Find the string "Price" in the entries and copy each line that has it.

[Start of DATA FOR THE TASK]

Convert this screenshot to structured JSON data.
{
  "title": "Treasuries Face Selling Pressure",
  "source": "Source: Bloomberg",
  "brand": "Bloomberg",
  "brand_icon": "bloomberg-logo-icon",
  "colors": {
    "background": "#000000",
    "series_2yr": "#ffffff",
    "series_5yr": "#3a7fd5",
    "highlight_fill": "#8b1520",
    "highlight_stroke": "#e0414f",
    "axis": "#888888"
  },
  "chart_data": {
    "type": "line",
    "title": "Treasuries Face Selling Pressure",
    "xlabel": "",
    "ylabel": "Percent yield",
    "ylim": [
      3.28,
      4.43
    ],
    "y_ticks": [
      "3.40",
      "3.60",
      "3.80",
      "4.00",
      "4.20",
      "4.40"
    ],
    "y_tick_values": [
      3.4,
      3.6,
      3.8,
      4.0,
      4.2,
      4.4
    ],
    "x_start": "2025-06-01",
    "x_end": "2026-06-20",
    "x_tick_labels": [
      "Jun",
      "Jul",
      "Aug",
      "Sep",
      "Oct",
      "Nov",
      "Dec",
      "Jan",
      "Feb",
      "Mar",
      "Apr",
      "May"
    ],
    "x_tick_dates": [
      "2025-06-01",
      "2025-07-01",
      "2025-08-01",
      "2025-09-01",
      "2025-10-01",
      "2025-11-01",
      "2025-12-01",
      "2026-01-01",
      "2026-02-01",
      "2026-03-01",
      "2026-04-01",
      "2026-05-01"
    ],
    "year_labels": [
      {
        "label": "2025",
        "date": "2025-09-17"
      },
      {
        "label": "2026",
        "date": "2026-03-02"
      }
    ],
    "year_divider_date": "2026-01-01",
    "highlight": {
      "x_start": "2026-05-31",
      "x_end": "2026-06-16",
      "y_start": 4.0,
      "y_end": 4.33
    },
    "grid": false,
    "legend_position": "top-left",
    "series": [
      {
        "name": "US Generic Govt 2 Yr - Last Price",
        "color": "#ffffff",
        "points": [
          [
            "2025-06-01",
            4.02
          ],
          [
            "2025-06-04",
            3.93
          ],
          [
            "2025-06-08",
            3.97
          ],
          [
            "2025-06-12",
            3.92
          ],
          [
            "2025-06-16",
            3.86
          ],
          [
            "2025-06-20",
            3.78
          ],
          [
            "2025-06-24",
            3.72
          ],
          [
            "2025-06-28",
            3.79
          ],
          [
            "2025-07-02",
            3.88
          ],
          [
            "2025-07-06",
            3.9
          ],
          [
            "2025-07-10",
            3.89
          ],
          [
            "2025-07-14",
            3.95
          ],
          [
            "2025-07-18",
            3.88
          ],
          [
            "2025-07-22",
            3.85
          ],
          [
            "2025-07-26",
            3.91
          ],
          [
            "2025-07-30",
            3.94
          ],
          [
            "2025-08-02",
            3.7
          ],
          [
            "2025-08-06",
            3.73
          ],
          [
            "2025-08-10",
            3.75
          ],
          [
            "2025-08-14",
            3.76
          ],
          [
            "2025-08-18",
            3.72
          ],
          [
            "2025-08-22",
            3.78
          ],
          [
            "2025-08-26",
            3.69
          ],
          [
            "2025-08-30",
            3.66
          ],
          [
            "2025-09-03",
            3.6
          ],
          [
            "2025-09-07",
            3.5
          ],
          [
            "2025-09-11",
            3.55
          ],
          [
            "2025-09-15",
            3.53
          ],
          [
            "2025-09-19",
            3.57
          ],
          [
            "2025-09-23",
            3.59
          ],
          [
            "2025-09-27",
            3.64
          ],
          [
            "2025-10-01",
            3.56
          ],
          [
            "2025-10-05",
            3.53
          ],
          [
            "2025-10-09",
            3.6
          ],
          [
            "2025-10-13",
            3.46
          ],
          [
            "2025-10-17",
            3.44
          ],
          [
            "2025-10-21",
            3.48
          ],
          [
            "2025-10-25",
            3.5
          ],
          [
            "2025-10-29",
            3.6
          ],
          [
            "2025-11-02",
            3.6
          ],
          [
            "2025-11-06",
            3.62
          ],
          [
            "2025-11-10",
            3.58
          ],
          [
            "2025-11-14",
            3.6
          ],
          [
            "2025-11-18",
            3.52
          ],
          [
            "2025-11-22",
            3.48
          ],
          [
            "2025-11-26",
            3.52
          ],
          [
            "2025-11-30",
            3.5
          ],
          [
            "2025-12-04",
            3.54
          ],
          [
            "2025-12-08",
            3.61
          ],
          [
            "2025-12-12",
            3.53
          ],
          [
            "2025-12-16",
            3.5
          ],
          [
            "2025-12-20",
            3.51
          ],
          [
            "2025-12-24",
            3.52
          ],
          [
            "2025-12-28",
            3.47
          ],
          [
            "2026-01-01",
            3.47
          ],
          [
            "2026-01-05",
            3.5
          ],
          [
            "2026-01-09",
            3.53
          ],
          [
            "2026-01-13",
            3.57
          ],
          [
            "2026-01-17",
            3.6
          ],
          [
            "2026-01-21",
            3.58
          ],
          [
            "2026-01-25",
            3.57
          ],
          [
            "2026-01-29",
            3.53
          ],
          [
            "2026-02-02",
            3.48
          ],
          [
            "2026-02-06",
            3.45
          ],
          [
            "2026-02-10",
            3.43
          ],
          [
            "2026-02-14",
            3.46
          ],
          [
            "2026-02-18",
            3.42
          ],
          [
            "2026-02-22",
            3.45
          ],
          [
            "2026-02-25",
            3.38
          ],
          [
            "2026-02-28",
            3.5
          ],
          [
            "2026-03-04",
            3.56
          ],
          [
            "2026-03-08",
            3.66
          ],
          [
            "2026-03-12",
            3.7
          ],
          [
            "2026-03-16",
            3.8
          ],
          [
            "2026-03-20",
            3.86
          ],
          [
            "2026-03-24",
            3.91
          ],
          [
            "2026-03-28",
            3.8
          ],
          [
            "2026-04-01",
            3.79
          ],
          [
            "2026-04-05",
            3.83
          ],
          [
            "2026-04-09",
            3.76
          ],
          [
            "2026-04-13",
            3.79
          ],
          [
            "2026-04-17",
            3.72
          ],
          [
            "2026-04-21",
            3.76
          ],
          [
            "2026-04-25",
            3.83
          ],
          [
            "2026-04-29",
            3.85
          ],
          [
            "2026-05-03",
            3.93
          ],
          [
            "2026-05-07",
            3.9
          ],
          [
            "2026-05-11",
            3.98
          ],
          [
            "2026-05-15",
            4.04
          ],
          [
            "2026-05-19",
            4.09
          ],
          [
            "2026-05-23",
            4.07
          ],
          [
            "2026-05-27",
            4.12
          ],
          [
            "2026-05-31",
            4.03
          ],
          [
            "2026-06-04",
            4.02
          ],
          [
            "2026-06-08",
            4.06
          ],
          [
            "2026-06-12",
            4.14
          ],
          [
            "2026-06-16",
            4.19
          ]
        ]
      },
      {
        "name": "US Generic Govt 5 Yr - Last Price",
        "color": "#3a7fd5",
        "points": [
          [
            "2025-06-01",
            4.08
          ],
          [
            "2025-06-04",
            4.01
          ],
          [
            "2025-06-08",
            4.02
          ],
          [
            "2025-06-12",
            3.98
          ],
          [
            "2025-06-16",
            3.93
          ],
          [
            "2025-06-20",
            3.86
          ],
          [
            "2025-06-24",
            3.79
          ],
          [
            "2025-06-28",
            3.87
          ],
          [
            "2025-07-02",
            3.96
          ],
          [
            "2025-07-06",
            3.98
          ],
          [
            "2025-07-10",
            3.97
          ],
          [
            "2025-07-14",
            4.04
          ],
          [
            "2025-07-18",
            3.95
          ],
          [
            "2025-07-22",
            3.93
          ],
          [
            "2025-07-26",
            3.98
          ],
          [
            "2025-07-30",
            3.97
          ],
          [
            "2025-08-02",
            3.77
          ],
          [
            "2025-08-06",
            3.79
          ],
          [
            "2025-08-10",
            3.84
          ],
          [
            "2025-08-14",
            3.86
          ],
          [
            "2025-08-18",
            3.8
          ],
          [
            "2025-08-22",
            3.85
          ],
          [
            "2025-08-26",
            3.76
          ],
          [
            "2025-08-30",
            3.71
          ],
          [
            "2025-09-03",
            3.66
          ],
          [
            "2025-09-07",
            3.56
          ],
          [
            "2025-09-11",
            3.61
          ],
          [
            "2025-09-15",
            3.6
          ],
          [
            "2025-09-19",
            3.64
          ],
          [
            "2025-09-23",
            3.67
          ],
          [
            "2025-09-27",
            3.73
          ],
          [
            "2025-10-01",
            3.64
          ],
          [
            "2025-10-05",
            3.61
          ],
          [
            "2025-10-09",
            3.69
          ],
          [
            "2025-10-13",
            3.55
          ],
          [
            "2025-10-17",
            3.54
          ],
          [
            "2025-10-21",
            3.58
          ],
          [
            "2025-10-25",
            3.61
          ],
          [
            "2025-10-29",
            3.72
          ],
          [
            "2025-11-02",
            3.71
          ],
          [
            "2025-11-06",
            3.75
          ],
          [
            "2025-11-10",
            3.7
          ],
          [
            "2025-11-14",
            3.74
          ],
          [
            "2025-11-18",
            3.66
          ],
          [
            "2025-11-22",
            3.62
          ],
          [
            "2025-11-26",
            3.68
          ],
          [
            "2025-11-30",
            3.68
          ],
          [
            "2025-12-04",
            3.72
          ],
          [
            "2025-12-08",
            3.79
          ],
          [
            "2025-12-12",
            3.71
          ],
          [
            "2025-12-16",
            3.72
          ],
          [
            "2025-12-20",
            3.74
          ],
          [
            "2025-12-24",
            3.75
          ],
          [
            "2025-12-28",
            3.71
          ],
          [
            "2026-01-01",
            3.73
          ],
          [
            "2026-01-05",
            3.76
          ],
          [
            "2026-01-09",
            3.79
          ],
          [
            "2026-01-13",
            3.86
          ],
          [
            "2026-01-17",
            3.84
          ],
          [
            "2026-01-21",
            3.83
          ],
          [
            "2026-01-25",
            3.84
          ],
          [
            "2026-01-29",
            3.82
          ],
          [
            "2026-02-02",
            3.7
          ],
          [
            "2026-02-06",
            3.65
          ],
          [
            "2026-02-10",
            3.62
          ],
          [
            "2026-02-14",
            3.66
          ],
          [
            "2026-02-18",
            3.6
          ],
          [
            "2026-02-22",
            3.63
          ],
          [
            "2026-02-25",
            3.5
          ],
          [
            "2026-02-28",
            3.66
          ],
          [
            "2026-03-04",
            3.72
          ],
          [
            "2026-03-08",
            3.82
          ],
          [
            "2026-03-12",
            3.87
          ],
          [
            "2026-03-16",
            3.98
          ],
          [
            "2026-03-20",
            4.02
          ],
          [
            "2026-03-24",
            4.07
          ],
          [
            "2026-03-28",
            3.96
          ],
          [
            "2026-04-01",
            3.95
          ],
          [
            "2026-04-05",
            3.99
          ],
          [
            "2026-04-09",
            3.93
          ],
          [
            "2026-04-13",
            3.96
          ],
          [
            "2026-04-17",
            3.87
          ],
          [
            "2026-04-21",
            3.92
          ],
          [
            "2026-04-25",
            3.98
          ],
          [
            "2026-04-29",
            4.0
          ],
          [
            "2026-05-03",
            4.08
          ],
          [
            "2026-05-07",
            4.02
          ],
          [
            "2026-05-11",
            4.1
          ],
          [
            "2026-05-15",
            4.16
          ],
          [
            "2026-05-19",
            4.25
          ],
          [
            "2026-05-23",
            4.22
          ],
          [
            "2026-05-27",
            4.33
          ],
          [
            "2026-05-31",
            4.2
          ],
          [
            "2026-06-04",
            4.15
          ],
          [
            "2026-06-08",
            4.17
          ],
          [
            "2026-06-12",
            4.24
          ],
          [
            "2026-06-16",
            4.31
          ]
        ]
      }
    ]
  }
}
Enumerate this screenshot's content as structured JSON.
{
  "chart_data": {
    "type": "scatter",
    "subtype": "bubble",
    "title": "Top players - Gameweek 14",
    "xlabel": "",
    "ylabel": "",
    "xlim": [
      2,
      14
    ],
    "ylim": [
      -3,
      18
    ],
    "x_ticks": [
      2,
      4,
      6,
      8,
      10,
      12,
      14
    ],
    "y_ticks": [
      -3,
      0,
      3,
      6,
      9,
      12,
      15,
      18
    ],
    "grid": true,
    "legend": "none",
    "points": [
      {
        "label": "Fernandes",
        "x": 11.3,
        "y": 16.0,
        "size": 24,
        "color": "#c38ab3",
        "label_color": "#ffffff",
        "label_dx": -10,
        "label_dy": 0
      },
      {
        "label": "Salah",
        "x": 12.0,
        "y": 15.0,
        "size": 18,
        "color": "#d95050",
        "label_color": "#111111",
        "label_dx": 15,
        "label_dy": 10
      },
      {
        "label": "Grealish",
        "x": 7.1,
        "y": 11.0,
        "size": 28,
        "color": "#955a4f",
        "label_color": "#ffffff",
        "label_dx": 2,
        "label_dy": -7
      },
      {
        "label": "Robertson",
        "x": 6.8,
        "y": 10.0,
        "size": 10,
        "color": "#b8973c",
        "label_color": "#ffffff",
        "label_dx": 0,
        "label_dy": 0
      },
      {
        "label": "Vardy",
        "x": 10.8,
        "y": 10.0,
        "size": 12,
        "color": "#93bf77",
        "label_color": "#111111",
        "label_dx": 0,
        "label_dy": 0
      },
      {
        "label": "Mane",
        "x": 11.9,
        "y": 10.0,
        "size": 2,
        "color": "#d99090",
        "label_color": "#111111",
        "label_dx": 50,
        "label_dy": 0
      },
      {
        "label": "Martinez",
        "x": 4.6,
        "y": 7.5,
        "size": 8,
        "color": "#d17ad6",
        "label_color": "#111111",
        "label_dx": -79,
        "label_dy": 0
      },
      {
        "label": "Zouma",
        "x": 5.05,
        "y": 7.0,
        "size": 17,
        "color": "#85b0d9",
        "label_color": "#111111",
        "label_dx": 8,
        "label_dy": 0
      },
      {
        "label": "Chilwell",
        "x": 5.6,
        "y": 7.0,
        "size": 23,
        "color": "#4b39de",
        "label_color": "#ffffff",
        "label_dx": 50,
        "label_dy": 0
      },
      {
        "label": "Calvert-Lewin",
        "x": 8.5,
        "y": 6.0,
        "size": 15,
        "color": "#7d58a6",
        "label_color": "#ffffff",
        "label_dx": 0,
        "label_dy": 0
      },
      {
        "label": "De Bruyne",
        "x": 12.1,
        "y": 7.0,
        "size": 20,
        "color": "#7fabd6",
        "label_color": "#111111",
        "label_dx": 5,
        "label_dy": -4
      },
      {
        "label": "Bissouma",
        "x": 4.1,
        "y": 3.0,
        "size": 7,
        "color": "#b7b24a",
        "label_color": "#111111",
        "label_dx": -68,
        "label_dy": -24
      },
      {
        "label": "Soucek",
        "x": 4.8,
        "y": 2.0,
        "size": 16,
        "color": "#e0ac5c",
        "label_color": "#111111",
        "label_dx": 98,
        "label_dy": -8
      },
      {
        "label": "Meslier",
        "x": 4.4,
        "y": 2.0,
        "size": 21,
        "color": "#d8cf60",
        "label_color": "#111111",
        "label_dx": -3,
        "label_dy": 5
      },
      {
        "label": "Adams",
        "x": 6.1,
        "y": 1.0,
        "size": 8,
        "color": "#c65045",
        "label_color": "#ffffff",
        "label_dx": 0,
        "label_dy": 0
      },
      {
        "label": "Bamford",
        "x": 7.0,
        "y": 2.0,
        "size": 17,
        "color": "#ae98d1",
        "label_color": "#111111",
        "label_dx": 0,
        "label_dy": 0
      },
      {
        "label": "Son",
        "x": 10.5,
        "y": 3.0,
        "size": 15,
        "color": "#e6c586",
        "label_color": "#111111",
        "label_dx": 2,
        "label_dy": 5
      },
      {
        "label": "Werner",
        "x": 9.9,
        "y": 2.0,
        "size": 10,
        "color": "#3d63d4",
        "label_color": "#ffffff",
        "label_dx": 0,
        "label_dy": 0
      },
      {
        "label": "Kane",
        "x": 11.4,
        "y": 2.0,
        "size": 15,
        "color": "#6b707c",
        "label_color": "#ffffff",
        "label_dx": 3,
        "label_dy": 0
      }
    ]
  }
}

[End of DATA FOR THE TASK]

WRITTEN ANSWER:
        "name": "US Generic Govt 2 Yr - Last Price",
        "name": "US Generic Govt 5 Yr - Last Price",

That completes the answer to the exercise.